-------- DATA SHOWN --------
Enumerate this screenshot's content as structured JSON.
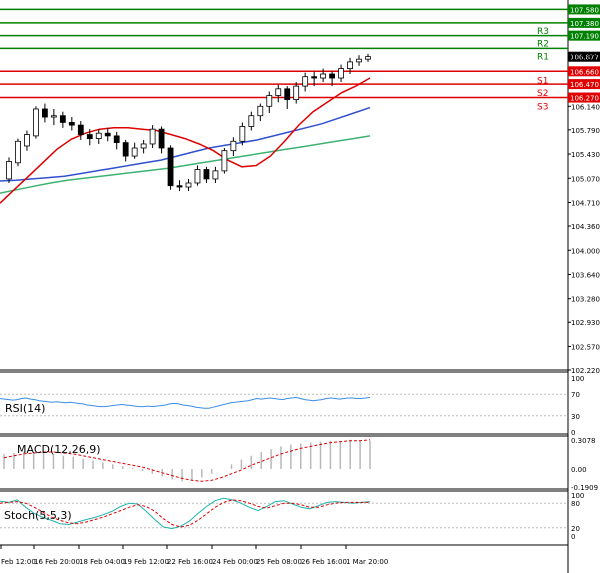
{
  "chart_data": {
    "type": "candlestick",
    "price_axis": {
      "ticks": [
        "106.877",
        "106.140",
        "105.790",
        "105.430",
        "105.070",
        "104.710",
        "104.360",
        "104.000",
        "103.640",
        "103.280",
        "102.930",
        "102.570",
        "102.220"
      ],
      "ylim": [
        102.22,
        107.72
      ]
    },
    "x_tick_labels": [
      "Feb 12:00",
      "16 Feb 20:00",
      "18 Feb 04:00",
      "19 Feb 12:00",
      "22 Feb 16:00",
      "24 Feb 00:00",
      "25 Feb 08:00",
      "26 Feb 16:00",
      "1 Mar 20:00"
    ],
    "levels": [
      {
        "name": "",
        "value": 107.58,
        "value_label": "107.580",
        "color": "#008000"
      },
      {
        "name": "R3",
        "value": 107.38,
        "value_label": "107.380",
        "color": "#008000"
      },
      {
        "name": "R2",
        "value": 107.19,
        "value_label": "107.190",
        "color": "#008000"
      },
      {
        "name": "R1",
        "value": 107.0,
        "value_label": "",
        "color": "#008000"
      },
      {
        "name": "S1",
        "value": 106.66,
        "value_label": "106.660",
        "color": "#e00000"
      },
      {
        "name": "S2",
        "value": 106.47,
        "value_label": "106.470",
        "color": "#e00000"
      },
      {
        "name": "S3",
        "value": 106.27,
        "value_label": "106.270",
        "color": "#e00000"
      }
    ],
    "current_price": "106.877",
    "candles": [
      [
        105.06,
        105.32,
        105.0,
        105.38
      ],
      [
        105.3,
        105.62,
        105.25,
        105.66
      ],
      [
        105.55,
        105.72,
        105.48,
        105.78
      ],
      [
        105.7,
        106.1,
        105.66,
        106.14
      ],
      [
        106.1,
        105.98,
        105.9,
        106.18
      ],
      [
        105.98,
        106.0,
        105.86,
        106.1
      ],
      [
        106.0,
        105.9,
        105.82,
        106.06
      ],
      [
        105.9,
        105.86,
        105.78,
        105.98
      ],
      [
        105.86,
        105.72,
        105.64,
        105.92
      ],
      [
        105.72,
        105.66,
        105.56,
        105.8
      ],
      [
        105.66,
        105.74,
        105.58,
        105.8
      ],
      [
        105.74,
        105.7,
        105.62,
        105.82
      ],
      [
        105.7,
        105.6,
        105.5,
        105.76
      ],
      [
        105.6,
        105.4,
        105.32,
        105.64
      ],
      [
        105.4,
        105.52,
        105.36,
        105.6
      ],
      [
        105.52,
        105.58,
        105.44,
        105.64
      ],
      [
        105.58,
        105.8,
        105.52,
        105.86
      ],
      [
        105.8,
        105.52,
        105.44,
        105.84
      ],
      [
        105.52,
        104.96,
        104.9,
        105.56
      ],
      [
        104.96,
        104.94,
        104.88,
        105.04
      ],
      [
        104.94,
        105.0,
        104.88,
        105.06
      ],
      [
        105.0,
        105.2,
        104.96,
        105.26
      ],
      [
        105.2,
        105.06,
        105.0,
        105.24
      ],
      [
        105.06,
        105.18,
        105.0,
        105.24
      ],
      [
        105.18,
        105.48,
        105.14,
        105.52
      ],
      [
        105.48,
        105.62,
        105.4,
        105.68
      ],
      [
        105.62,
        105.84,
        105.56,
        105.9
      ],
      [
        105.84,
        106.0,
        105.78,
        106.06
      ],
      [
        106.0,
        106.14,
        105.92,
        106.18
      ],
      [
        106.14,
        106.3,
        106.04,
        106.36
      ],
      [
        106.3,
        106.4,
        106.2,
        106.46
      ],
      [
        106.4,
        106.24,
        106.1,
        106.44
      ],
      [
        106.24,
        106.44,
        106.18,
        106.5
      ],
      [
        106.44,
        106.58,
        106.36,
        106.64
      ],
      [
        106.58,
        106.56,
        106.44,
        106.66
      ],
      [
        106.56,
        106.62,
        106.5,
        106.7
      ],
      [
        106.62,
        106.56,
        106.44,
        106.66
      ],
      [
        106.56,
        106.7,
        106.5,
        106.76
      ],
      [
        106.7,
        106.8,
        106.62,
        106.86
      ],
      [
        106.8,
        106.84,
        106.74,
        106.9
      ],
      [
        106.84,
        106.878,
        106.8,
        106.92
      ]
    ],
    "ma_red": [
      104.7,
      104.9,
      105.1,
      105.3,
      105.5,
      105.65,
      105.74,
      105.8,
      105.82,
      105.82,
      105.8,
      105.78,
      105.72,
      105.66,
      105.58,
      105.48,
      105.34,
      105.24,
      105.26,
      105.4,
      105.62,
      105.86,
      106.06,
      106.2,
      106.34,
      106.44,
      106.56
    ],
    "ma_blue": [
      105.03,
      105.04,
      105.06,
      105.08,
      105.1,
      105.14,
      105.18,
      105.22,
      105.26,
      105.3,
      105.34,
      105.4,
      105.46,
      105.52,
      105.56,
      105.6,
      105.64,
      105.7,
      105.76,
      105.82,
      105.88,
      105.96,
      106.04,
      106.12
    ],
    "ma_green": [
      104.85,
      104.9,
      104.95,
      105.0,
      105.04,
      105.07,
      105.1,
      105.13,
      105.16,
      105.19,
      105.22,
      105.26,
      105.3,
      105.34,
      105.38,
      105.42,
      105.46,
      105.5,
      105.54,
      105.58,
      105.62,
      105.66,
      105.7
    ],
    "rsi": {
      "label": "RSI(14)",
      "ticks": [
        "100",
        "70",
        "30",
        "0"
      ],
      "values": [
        62,
        61,
        60,
        59,
        60,
        62,
        63,
        61,
        60,
        58,
        57,
        56,
        55,
        56,
        55,
        54,
        55,
        54,
        53,
        52,
        50,
        49,
        48,
        47,
        47,
        48,
        49,
        50,
        51,
        50,
        49,
        48,
        47,
        47,
        48,
        47,
        48,
        49,
        50,
        52,
        53,
        52,
        50,
        49,
        48,
        46,
        45,
        44,
        44,
        46,
        48,
        50,
        52,
        54,
        55,
        56,
        57,
        58,
        60,
        62,
        61,
        62,
        63,
        62,
        61,
        60,
        62,
        63,
        64,
        62,
        60,
        59,
        58,
        59,
        60,
        62,
        63,
        62,
        61,
        62,
        63,
        63,
        62,
        62,
        63,
        64
      ]
    },
    "macd": {
      "label": "MACD(12,26,9)",
      "ticks": [
        "0.3078",
        "0.00",
        "-0.1909"
      ],
      "hist": [
        0.16,
        0.17,
        0.18,
        0.18,
        0.17,
        0.16,
        0.14,
        0.13,
        0.11,
        0.09,
        0.07,
        0.05,
        0.03,
        0.01,
        -0.02,
        -0.05,
        -0.08,
        -0.11,
        -0.13,
        -0.12,
        -0.09,
        -0.05,
        0.0,
        0.05,
        0.1,
        0.14,
        0.18,
        0.21,
        0.24,
        0.26,
        0.27,
        0.28,
        0.29,
        0.3,
        0.3,
        0.31,
        0.3,
        0.3
      ],
      "signal": [
        0.12,
        0.14,
        0.16,
        0.17,
        0.18,
        0.18,
        0.17,
        0.16,
        0.14,
        0.12,
        0.1,
        0.08,
        0.06,
        0.04,
        0.02,
        -0.01,
        -0.04,
        -0.07,
        -0.1,
        -0.12,
        -0.13,
        -0.12,
        -0.09,
        -0.05,
        -0.01,
        0.04,
        0.08,
        0.12,
        0.16,
        0.19,
        0.22,
        0.24,
        0.26,
        0.28,
        0.29,
        0.3,
        0.3,
        0.31
      ]
    },
    "stoch": {
      "label": "Stoch(5,5,3)",
      "ticks": [
        "100",
        "80",
        "20",
        "0"
      ],
      "k": [
        85,
        82,
        88,
        70,
        55,
        45,
        38,
        30,
        28,
        34,
        40,
        45,
        52,
        60,
        72,
        80,
        78,
        60,
        40,
        22,
        18,
        24,
        36,
        55,
        72,
        86,
        92,
        88,
        80,
        70,
        62,
        72,
        84,
        86,
        78,
        70,
        66,
        74,
        82,
        84,
        82,
        80,
        82,
        84
      ],
      "d": [
        80,
        82,
        84,
        80,
        70,
        58,
        46,
        38,
        32,
        30,
        34,
        40,
        46,
        54,
        62,
        70,
        76,
        72,
        60,
        42,
        28,
        22,
        26,
        38,
        54,
        70,
        82,
        88,
        86,
        80,
        72,
        68,
        74,
        80,
        80,
        76,
        70,
        70,
        76,
        80,
        82,
        82,
        82,
        82
      ]
    }
  }
}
--------
● AIM: Copy every line of the entries above in which "name" occurs.

● EXERCISE ANSWER:
        "name": "",
        "name": "R3",
        "name": "R2",
        "name": "R1",
        "name": "S1",
        "name": "S2",
        "name": "S3",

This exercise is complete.